▶ Extracted information:
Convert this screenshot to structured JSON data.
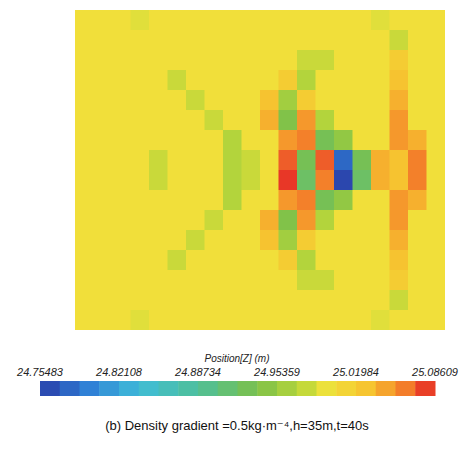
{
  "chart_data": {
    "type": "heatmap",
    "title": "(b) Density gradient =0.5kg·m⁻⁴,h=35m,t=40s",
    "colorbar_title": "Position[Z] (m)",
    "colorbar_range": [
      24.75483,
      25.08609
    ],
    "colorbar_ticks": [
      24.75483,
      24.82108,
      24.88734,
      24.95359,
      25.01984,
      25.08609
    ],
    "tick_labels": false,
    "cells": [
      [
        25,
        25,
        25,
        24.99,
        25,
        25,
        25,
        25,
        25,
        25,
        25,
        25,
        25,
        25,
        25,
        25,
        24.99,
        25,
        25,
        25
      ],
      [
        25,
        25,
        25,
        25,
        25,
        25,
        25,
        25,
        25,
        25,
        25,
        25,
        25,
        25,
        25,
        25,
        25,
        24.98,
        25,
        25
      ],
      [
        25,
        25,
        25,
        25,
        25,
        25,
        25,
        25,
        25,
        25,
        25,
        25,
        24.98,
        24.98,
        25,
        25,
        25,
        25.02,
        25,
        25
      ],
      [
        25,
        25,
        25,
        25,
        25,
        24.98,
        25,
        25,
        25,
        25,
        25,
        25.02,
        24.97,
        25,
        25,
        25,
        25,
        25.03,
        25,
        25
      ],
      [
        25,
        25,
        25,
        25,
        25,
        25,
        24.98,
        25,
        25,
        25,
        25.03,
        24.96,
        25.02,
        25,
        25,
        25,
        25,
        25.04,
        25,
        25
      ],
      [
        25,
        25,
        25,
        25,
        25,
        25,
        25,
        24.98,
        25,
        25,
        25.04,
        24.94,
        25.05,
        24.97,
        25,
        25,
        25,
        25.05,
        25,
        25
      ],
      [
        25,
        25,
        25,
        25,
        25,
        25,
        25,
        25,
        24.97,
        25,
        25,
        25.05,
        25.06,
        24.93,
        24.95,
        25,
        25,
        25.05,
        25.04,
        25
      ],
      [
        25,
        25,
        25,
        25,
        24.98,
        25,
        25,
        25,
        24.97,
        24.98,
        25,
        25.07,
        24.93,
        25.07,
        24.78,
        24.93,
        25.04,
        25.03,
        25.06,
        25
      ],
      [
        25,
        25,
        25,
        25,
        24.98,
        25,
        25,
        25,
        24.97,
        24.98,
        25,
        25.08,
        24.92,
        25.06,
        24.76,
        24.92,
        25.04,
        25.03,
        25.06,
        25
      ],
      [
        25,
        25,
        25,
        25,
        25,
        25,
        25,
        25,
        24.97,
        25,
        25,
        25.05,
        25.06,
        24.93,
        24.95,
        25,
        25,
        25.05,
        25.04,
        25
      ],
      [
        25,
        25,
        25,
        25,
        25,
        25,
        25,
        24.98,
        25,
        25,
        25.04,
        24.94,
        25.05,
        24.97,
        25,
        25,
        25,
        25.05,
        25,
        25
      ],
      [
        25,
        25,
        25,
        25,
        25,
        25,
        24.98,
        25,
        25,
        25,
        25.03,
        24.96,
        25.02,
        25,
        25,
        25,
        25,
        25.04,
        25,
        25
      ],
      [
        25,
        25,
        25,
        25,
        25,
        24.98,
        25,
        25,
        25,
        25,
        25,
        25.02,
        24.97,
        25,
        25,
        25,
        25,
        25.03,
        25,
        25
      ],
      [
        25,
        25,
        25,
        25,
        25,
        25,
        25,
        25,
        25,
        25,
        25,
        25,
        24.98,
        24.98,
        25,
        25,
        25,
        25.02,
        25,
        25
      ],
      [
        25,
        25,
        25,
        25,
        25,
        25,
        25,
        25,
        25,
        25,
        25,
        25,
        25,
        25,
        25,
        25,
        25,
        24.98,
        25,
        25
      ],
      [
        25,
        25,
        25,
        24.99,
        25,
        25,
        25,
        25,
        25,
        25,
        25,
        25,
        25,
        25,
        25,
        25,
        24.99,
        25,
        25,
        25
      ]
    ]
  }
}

▶ Instructions to follow:
None of the pictures should appear; repeat the records exactly otherwise.

▶ Result for this task:
Convert this screenshot to structured JSON data.
{
  "chart_data": {
    "type": "heatmap",
    "title": "(b) Density gradient =0.5kg·m⁻⁴,h=35m,t=40s",
    "colorbar_title": "Position[Z] (m)",
    "colorbar_range": [
      24.75483,
      25.08609
    ],
    "colorbar_ticks": [
      24.75483,
      24.82108,
      24.88734,
      24.95359,
      25.01984,
      25.08609
    ],
    "tick_labels": false,
    "cells": [
      [
        25,
        25,
        25,
        24.99,
        25,
        25,
        25,
        25,
        25,
        25,
        25,
        25,
        25,
        25,
        25,
        25,
        24.99,
        25,
        25,
        25
      ],
      [
        25,
        25,
        25,
        25,
        25,
        25,
        25,
        25,
        25,
        25,
        25,
        25,
        25,
        25,
        25,
        25,
        25,
        24.98,
        25,
        25
      ],
      [
        25,
        25,
        25,
        25,
        25,
        25,
        25,
        25,
        25,
        25,
        25,
        25,
        24.98,
        24.98,
        25,
        25,
        25,
        25.02,
        25,
        25
      ],
      [
        25,
        25,
        25,
        25,
        25,
        24.98,
        25,
        25,
        25,
        25,
        25,
        25.02,
        24.97,
        25,
        25,
        25,
        25,
        25.03,
        25,
        25
      ],
      [
        25,
        25,
        25,
        25,
        25,
        25,
        24.98,
        25,
        25,
        25,
        25.03,
        24.96,
        25.02,
        25,
        25,
        25,
        25,
        25.04,
        25,
        25
      ],
      [
        25,
        25,
        25,
        25,
        25,
        25,
        25,
        24.98,
        25,
        25,
        25.04,
        24.94,
        25.05,
        24.97,
        25,
        25,
        25,
        25.05,
        25,
        25
      ],
      [
        25,
        25,
        25,
        25,
        25,
        25,
        25,
        25,
        24.97,
        25,
        25,
        25.05,
        25.06,
        24.93,
        24.95,
        25,
        25,
        25.05,
        25.04,
        25
      ],
      [
        25,
        25,
        25,
        25,
        24.98,
        25,
        25,
        25,
        24.97,
        24.98,
        25,
        25.07,
        24.93,
        25.07,
        24.78,
        24.93,
        25.04,
        25.03,
        25.06,
        25
      ],
      [
        25,
        25,
        25,
        25,
        24.98,
        25,
        25,
        25,
        24.97,
        24.98,
        25,
        25.08,
        24.92,
        25.06,
        24.76,
        24.92,
        25.04,
        25.03,
        25.06,
        25
      ],
      [
        25,
        25,
        25,
        25,
        25,
        25,
        25,
        25,
        24.97,
        25,
        25,
        25.05,
        25.06,
        24.93,
        24.95,
        25,
        25,
        25.05,
        25.04,
        25
      ],
      [
        25,
        25,
        25,
        25,
        25,
        25,
        25,
        24.98,
        25,
        25,
        25.04,
        24.94,
        25.05,
        24.97,
        25,
        25,
        25,
        25.05,
        25,
        25
      ],
      [
        25,
        25,
        25,
        25,
        25,
        25,
        24.98,
        25,
        25,
        25,
        25.03,
        24.96,
        25.02,
        25,
        25,
        25,
        25,
        25.04,
        25,
        25
      ],
      [
        25,
        25,
        25,
        25,
        25,
        24.98,
        25,
        25,
        25,
        25,
        25,
        25.02,
        24.97,
        25,
        25,
        25,
        25,
        25.03,
        25,
        25
      ],
      [
        25,
        25,
        25,
        25,
        25,
        25,
        25,
        25,
        25,
        25,
        25,
        25,
        24.98,
        24.98,
        25,
        25,
        25,
        25.02,
        25,
        25
      ],
      [
        25,
        25,
        25,
        25,
        25,
        25,
        25,
        25,
        25,
        25,
        25,
        25,
        25,
        25,
        25,
        25,
        25,
        24.98,
        25,
        25
      ],
      [
        25,
        25,
        25,
        24.99,
        25,
        25,
        25,
        25,
        25,
        25,
        25,
        25,
        25,
        25,
        25,
        25,
        24.99,
        25,
        25,
        25
      ]
    ]
  }
}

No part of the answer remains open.